** start Records **
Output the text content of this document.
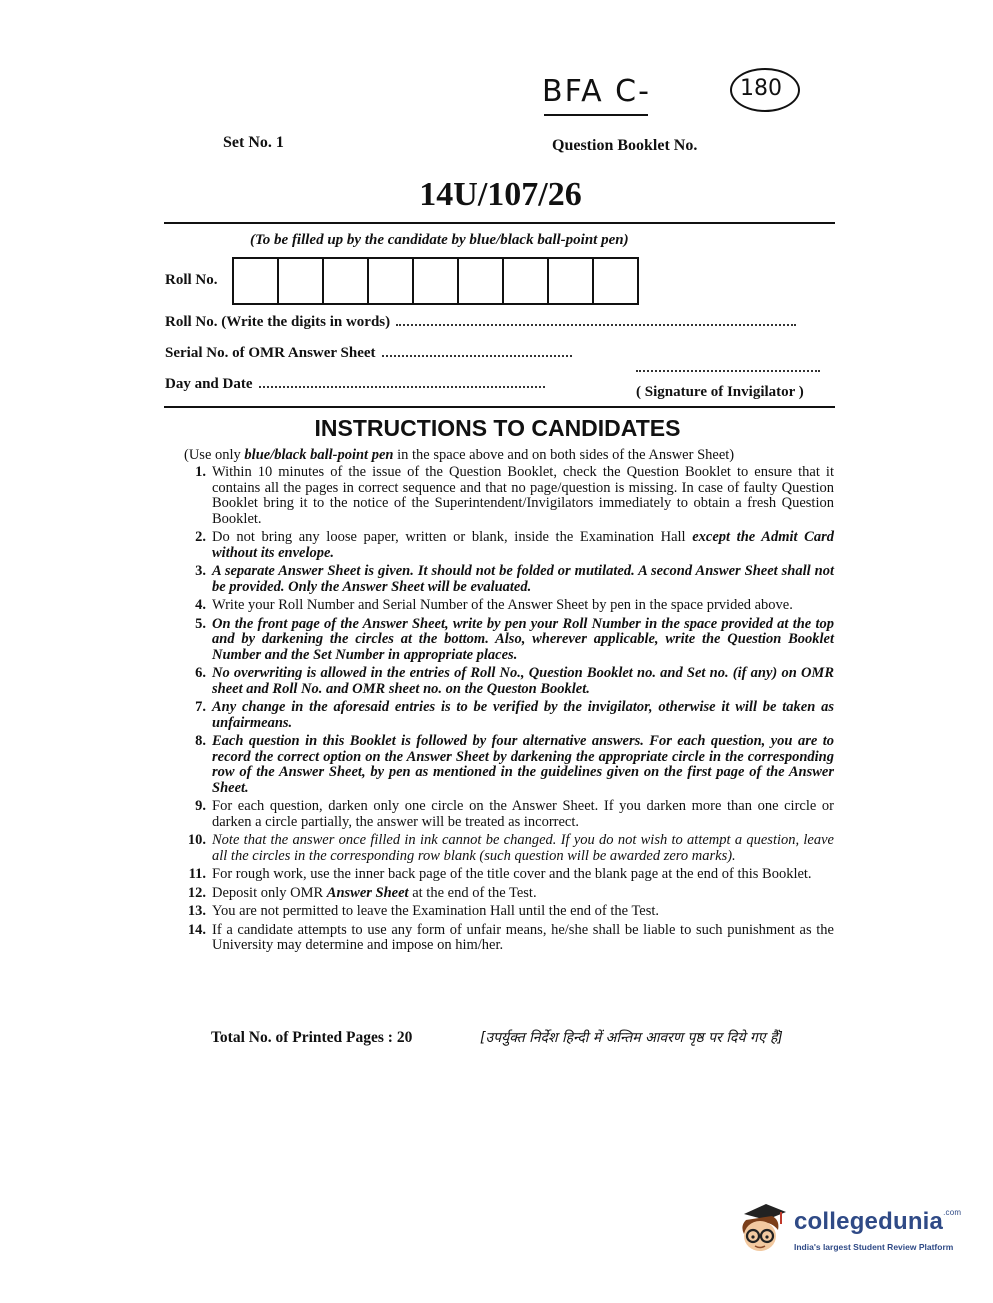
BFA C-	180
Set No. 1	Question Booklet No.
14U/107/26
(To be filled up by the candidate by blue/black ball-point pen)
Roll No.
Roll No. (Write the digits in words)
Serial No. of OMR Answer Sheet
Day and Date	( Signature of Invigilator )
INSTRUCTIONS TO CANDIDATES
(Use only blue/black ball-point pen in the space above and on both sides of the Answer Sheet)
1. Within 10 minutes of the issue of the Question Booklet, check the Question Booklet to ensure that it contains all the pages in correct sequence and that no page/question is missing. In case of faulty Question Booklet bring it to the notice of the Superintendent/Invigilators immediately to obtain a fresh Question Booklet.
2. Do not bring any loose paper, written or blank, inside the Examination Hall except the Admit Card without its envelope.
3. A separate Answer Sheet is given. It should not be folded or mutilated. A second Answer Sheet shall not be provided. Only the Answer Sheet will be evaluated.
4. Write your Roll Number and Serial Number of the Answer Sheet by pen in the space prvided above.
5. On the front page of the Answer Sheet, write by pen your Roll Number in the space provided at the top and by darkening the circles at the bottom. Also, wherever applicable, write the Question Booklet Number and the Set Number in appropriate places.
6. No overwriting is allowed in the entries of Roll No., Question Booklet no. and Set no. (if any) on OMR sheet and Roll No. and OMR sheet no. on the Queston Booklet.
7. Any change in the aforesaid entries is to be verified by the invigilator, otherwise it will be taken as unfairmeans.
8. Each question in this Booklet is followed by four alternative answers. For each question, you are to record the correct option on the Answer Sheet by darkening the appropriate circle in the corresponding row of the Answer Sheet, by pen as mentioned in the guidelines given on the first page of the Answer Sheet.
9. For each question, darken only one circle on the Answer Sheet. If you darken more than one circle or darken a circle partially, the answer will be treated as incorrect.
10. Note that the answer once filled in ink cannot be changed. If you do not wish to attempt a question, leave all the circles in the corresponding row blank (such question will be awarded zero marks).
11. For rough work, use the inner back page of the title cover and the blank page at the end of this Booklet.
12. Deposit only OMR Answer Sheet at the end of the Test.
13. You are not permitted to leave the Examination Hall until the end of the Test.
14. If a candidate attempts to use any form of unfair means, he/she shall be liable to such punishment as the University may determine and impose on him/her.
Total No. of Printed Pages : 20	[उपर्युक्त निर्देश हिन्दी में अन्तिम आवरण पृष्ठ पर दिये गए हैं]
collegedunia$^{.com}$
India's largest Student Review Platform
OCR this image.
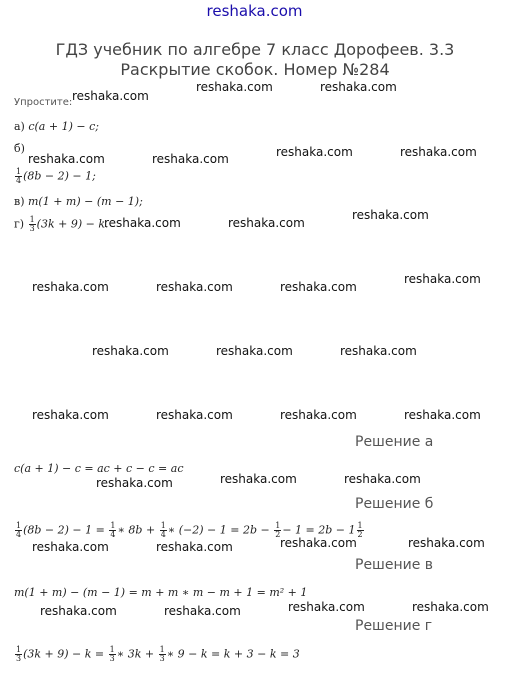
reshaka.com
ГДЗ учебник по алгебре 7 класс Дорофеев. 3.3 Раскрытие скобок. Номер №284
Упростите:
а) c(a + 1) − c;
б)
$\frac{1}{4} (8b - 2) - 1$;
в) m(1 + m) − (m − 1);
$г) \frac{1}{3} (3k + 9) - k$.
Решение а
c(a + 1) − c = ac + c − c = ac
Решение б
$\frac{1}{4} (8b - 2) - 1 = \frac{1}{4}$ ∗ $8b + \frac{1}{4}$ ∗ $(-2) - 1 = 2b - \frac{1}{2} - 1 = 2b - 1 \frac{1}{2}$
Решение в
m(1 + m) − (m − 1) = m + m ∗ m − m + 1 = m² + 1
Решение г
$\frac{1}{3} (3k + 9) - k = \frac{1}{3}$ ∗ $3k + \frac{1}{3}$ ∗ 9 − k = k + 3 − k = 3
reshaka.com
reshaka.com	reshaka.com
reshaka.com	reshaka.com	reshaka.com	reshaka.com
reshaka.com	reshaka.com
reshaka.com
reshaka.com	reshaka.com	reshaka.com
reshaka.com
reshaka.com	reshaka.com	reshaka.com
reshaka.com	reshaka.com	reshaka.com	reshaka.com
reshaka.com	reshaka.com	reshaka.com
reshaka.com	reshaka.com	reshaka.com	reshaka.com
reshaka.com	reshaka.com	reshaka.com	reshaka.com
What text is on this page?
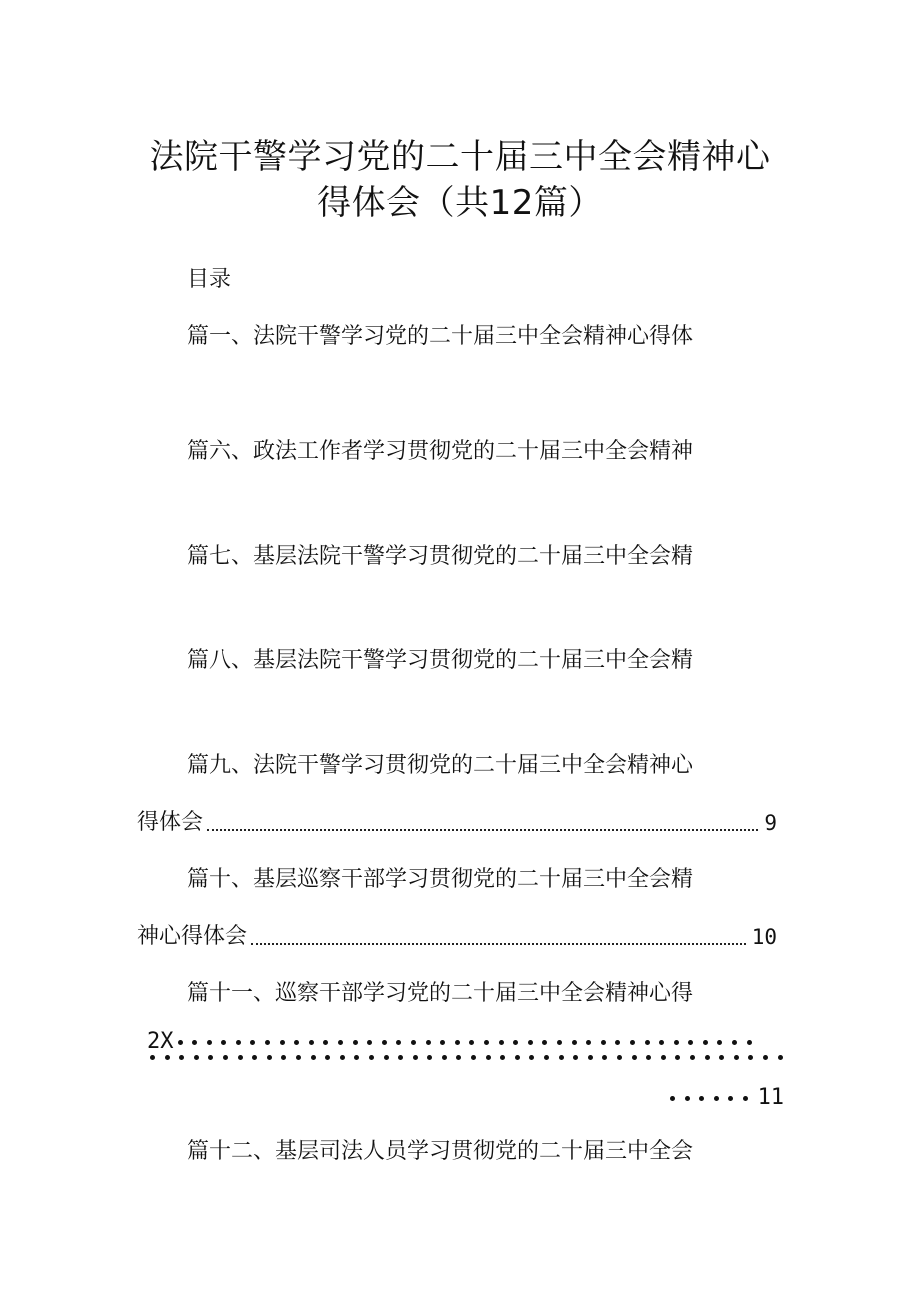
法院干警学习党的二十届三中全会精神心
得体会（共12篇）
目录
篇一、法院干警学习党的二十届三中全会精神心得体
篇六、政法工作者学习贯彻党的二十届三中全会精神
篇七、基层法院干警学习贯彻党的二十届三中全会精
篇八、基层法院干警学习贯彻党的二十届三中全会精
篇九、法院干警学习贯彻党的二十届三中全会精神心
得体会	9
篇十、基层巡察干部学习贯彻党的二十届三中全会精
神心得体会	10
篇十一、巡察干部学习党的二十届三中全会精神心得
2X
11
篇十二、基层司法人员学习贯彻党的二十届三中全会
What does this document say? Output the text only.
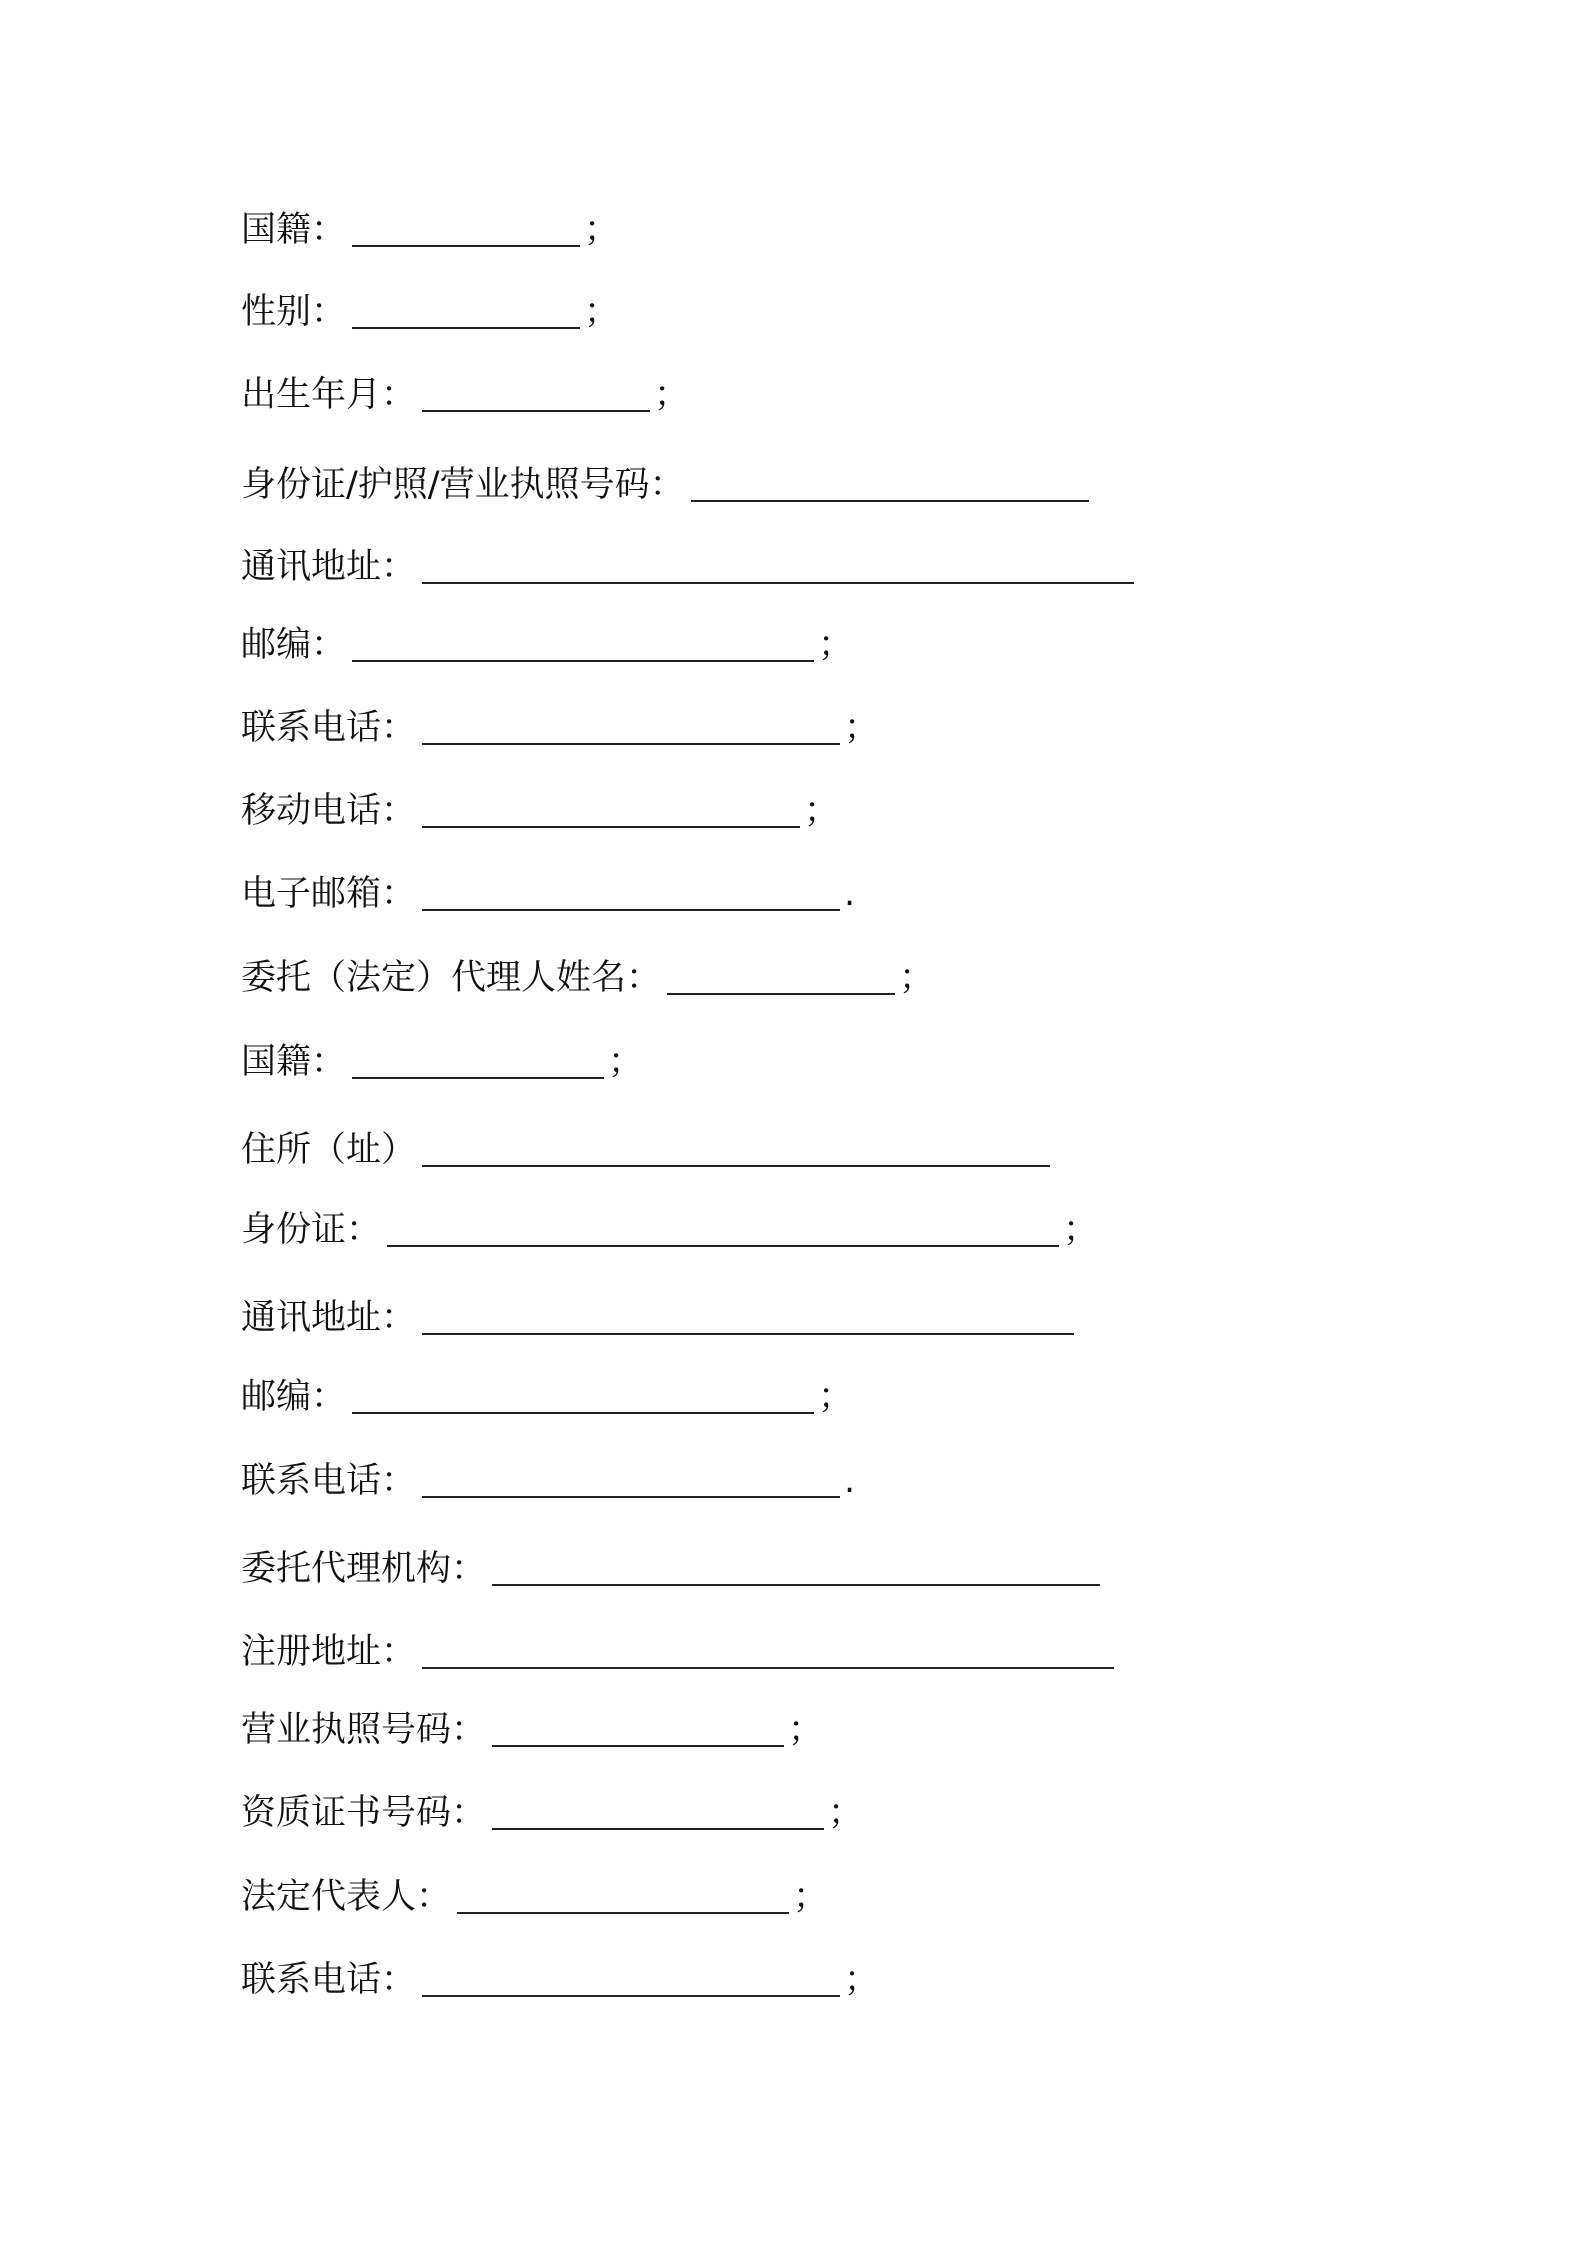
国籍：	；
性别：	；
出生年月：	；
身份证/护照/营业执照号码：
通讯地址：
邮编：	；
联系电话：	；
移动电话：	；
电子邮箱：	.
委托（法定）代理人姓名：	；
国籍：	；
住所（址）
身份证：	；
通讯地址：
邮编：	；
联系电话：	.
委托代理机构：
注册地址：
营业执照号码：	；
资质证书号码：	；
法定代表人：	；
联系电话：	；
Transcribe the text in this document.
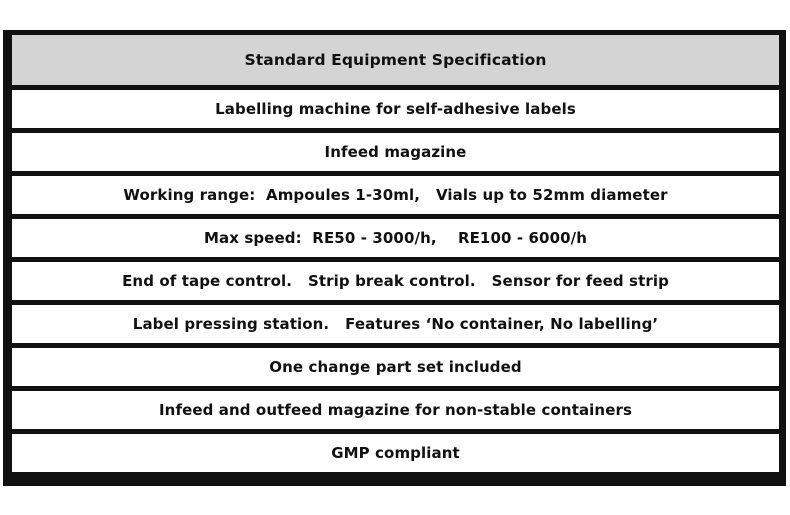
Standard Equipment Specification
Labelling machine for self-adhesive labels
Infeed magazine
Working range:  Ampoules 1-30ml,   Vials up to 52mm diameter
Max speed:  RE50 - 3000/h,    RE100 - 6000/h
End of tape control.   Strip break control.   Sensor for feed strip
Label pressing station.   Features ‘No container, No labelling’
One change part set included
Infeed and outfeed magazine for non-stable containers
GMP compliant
** end Records **
> Written problem
Every line holding "point" should be copied out.

> Solution to the exercise
(To be filled up by the candidate by blue/black ball-point pen)
(Use only blue/black ball-point pen in the space above and on both sides of the Answer Sheet)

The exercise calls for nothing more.